(Items from a data source)

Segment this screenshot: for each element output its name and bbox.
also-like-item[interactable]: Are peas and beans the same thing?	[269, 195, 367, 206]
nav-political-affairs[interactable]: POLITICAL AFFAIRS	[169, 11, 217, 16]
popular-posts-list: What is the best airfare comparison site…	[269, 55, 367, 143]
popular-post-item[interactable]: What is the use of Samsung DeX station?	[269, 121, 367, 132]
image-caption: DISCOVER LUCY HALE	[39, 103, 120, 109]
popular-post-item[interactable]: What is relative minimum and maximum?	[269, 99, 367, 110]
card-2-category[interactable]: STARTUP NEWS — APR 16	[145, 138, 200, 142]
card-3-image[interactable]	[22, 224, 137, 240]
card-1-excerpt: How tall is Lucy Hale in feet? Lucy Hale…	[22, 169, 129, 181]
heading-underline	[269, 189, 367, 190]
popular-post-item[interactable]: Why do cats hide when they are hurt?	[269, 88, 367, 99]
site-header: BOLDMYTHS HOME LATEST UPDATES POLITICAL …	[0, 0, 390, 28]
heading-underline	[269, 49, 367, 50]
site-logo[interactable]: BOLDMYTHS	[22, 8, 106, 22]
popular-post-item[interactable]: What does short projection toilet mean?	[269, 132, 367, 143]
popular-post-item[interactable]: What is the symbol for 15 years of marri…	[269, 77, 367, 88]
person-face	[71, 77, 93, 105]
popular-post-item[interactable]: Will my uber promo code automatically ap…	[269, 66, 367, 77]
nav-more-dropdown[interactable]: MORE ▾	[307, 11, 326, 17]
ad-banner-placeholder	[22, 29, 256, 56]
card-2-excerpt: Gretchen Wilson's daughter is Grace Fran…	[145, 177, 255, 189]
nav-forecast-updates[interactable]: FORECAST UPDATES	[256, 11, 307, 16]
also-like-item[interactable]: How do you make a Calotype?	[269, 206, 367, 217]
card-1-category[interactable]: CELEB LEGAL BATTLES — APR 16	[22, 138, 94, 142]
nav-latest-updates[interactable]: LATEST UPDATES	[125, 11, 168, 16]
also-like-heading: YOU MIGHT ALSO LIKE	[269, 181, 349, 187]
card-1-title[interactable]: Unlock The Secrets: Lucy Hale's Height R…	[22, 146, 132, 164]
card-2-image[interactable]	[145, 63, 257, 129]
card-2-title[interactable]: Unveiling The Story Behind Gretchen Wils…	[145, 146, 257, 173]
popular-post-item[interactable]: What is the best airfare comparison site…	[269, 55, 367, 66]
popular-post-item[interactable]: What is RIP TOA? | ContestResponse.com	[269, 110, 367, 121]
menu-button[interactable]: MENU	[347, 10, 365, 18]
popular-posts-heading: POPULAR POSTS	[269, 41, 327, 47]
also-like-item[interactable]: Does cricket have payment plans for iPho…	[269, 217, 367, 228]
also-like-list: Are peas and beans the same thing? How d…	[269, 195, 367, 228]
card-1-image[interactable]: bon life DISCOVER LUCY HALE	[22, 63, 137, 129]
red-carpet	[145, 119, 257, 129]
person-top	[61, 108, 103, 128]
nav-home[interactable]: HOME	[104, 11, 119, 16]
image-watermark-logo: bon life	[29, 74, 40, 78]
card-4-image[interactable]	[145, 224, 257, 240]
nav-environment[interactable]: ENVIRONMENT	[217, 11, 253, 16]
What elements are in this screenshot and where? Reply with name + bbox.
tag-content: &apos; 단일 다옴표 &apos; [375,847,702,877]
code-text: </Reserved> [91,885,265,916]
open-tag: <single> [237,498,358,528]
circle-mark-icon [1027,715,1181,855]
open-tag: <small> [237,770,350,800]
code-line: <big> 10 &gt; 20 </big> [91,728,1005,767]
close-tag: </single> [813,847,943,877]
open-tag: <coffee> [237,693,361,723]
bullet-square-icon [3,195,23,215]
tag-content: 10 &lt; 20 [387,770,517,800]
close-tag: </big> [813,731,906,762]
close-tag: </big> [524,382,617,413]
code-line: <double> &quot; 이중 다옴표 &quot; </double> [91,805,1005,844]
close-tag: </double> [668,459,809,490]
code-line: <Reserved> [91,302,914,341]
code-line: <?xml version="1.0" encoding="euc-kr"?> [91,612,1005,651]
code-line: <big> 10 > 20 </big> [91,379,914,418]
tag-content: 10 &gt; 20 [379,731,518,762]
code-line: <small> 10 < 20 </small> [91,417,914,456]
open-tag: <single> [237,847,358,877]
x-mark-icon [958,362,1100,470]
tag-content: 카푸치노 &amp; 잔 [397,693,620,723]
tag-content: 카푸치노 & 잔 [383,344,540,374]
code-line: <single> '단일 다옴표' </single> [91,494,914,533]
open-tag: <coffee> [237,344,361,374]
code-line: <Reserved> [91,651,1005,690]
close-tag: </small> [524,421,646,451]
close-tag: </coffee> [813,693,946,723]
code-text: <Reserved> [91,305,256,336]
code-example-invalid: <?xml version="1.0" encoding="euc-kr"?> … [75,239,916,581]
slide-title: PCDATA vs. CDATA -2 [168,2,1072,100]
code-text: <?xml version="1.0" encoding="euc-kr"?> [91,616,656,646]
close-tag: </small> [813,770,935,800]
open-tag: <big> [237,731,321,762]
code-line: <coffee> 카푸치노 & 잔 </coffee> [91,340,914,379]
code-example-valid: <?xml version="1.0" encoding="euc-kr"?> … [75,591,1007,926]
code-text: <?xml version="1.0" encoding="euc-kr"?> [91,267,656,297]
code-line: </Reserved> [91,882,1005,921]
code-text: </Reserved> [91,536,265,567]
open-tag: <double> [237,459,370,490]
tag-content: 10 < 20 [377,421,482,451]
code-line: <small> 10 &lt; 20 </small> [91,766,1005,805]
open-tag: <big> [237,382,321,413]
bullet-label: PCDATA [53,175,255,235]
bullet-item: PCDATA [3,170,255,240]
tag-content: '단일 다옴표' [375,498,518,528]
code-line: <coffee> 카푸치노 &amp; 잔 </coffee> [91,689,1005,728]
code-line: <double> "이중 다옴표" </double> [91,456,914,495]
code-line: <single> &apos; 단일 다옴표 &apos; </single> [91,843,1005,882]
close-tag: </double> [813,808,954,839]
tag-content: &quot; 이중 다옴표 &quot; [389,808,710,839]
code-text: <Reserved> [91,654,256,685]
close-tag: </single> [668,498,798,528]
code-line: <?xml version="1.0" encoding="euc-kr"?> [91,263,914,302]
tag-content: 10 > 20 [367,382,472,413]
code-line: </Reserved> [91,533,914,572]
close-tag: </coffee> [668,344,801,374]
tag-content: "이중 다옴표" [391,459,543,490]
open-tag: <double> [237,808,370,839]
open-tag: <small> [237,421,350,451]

• _REQUEST_
Change every "popular-post-item" in the records to "popular-post-link", leaving all other text unchanged.

• _EXERCISE RESPONSE_
Segment this screenshot: for each element output its name and bbox.
also-like-item[interactable]: Are peas and beans the same thing?	[269, 195, 367, 206]
nav-political-affairs[interactable]: POLITICAL AFFAIRS	[169, 11, 217, 16]
popular-posts-list: What is the best airfare comparison site…	[269, 55, 367, 143]
popular-post-link[interactable]: What is the use of Samsung DeX station?	[269, 121, 367, 132]
image-caption: DISCOVER LUCY HALE	[39, 103, 120, 109]
popular-post-link[interactable]: What is relative minimum and maximum?	[269, 99, 367, 110]
card-2-category[interactable]: STARTUP NEWS — APR 16	[145, 138, 200, 142]
card-3-image[interactable]	[22, 224, 137, 240]
card-1-excerpt: How tall is Lucy Hale in feet? Lucy Hale…	[22, 169, 129, 181]
heading-underline	[269, 189, 367, 190]
popular-post-link[interactable]: Why do cats hide when they are hurt?	[269, 88, 367, 99]
site-header: BOLDMYTHS HOME LATEST UPDATES POLITICAL …	[0, 0, 390, 28]
heading-underline	[269, 49, 367, 50]
site-logo[interactable]: BOLDMYTHS	[22, 8, 106, 22]
popular-post-link[interactable]: What does short projection toilet mean?	[269, 132, 367, 143]
popular-post-link[interactable]: What is the symbol for 15 years of marri…	[269, 77, 367, 88]
person-face	[71, 77, 93, 105]
popular-post-link[interactable]: Will my uber promo code automatically ap…	[269, 66, 367, 77]
nav-more-dropdown[interactable]: MORE ▾	[307, 11, 326, 17]
ad-banner-placeholder	[22, 29, 256, 56]
card-2-excerpt: Gretchen Wilson's daughter is Grace Fran…	[145, 177, 255, 189]
nav-forecast-updates[interactable]: FORECAST UPDATES	[256, 11, 307, 16]
also-like-item[interactable]: How do you make a Calotype?	[269, 206, 367, 217]
card-1-category[interactable]: CELEB LEGAL BATTLES — APR 16	[22, 138, 94, 142]
nav-latest-updates[interactable]: LATEST UPDATES	[125, 11, 168, 16]
also-like-heading: YOU MIGHT ALSO LIKE	[269, 181, 349, 187]
card-1-title[interactable]: Unlock The Secrets: Lucy Hale's Height R…	[22, 146, 132, 164]
card-2-image[interactable]	[145, 63, 257, 129]
card-2-title[interactable]: Unveiling The Story Behind Gretchen Wils…	[145, 146, 257, 173]
popular-post-link[interactable]: What is the best airfare comparison site…	[269, 55, 367, 66]
popular-post-link[interactable]: What is RIP TOA? | ContestResponse.com	[269, 110, 367, 121]
menu-button[interactable]: MENU	[347, 10, 365, 18]
popular-posts-heading: POPULAR POSTS	[269, 41, 327, 47]
also-like-item[interactable]: Does cricket have payment plans for iPho…	[269, 217, 367, 228]
also-like-list: Are peas and beans the same thing? How d…	[269, 195, 367, 228]
card-1-image[interactable]: bon life DISCOVER LUCY HALE	[22, 63, 137, 129]
red-carpet	[145, 119, 257, 129]
person-top	[61, 108, 103, 128]
nav-home[interactable]: HOME	[104, 11, 119, 16]
image-watermark-logo: bon life	[29, 74, 40, 78]
card-4-image[interactable]	[145, 224, 257, 240]
nav-environment[interactable]: ENVIRONMENT	[217, 11, 253, 16]
What elements are in this screenshot and where? Reply with name + bbox.
tag-content: &apos; 단일 다옴표 &apos; [375,847,702,877]
code-text: </Reserved> [91,885,265,916]
open-tag: <single> [237,498,358,528]
circle-mark-icon [1027,715,1181,855]
open-tag: <small> [237,770,350,800]
code-line: <big> 10 &gt; 20 </big> [91,728,1005,767]
close-tag: </single> [813,847,943,877]
open-tag: <coffee> [237,693,361,723]
bullet-square-icon [3,195,23,215]
tag-content: 10 &lt; 20 [387,770,517,800]
close-tag: </big> [813,731,906,762]
close-tag: </big> [524,382,617,413]
code-line: <double> &quot; 이중 다옴표 &quot; </double> [91,805,1005,844]
close-tag: </double> [668,459,809,490]
code-line: <Reserved> [91,302,914,341]
code-line: <?xml version="1.0" encoding="euc-kr"?> [91,612,1005,651]
code-line: <big> 10 > 20 </big> [91,379,914,418]
tag-content: 10 &gt; 20 [379,731,518,762]
code-line: <small> 10 < 20 </small> [91,417,914,456]
open-tag: <single> [237,847,358,877]
x-mark-icon [958,362,1100,470]
tag-content: 카푸치노 &amp; 잔 [397,693,620,723]
tag-content: 카푸치노 & 잔 [383,344,540,374]
code-line: <single> '단일 다옴표' </single> [91,494,914,533]
open-tag: <coffee> [237,344,361,374]
code-line: <Reserved> [91,651,1005,690]
close-tag: </small> [524,421,646,451]
close-tag: </coffee> [813,693,946,723]
code-text: <Reserved> [91,305,256,336]
code-example-invalid: <?xml version="1.0" encoding="euc-kr"?> … [75,239,916,581]
slide-title: PCDATA vs. CDATA -2 [168,2,1072,100]
code-text: <?xml version="1.0" encoding="euc-kr"?> [91,616,656,646]
close-tag: </small> [813,770,935,800]
open-tag: <big> [237,731,321,762]
code-line: <coffee> 카푸치노 & 잔 </coffee> [91,340,914,379]
code-example-valid: <?xml version="1.0" encoding="euc-kr"?> … [75,591,1007,926]
code-text: <?xml version="1.0" encoding="euc-kr"?> [91,267,656,297]
code-line: </Reserved> [91,882,1005,921]
code-text: </Reserved> [91,536,265,567]
open-tag: <double> [237,459,370,490]
tag-content: 10 < 20 [377,421,482,451]
code-line: <small> 10 &lt; 20 </small> [91,766,1005,805]
open-tag: <big> [237,382,321,413]
bullet-label: PCDATA [53,175,255,235]
bullet-item: PCDATA [3,170,255,240]
tag-content: '단일 다옴표' [375,498,518,528]
code-line: <coffee> 카푸치노 &amp; 잔 </coffee> [91,689,1005,728]
code-line: <double> "이중 다옴표" </double> [91,456,914,495]
code-line: <single> &apos; 단일 다옴표 &apos; </single> [91,843,1005,882]
close-tag: </double> [813,808,954,839]
tag-content: &quot; 이중 다옴표 &quot; [389,808,710,839]
code-text: <Reserved> [91,654,256,685]
close-tag: </single> [668,498,798,528]
code-line: <?xml version="1.0" encoding="euc-kr"?> [91,263,914,302]
tag-content: 10 > 20 [367,382,472,413]
code-line: </Reserved> [91,533,914,572]
close-tag: </coffee> [668,344,801,374]
tag-content: "이중 다옴표" [391,459,543,490]
open-tag: <double> [237,808,370,839]
open-tag: <small> [237,421,350,451]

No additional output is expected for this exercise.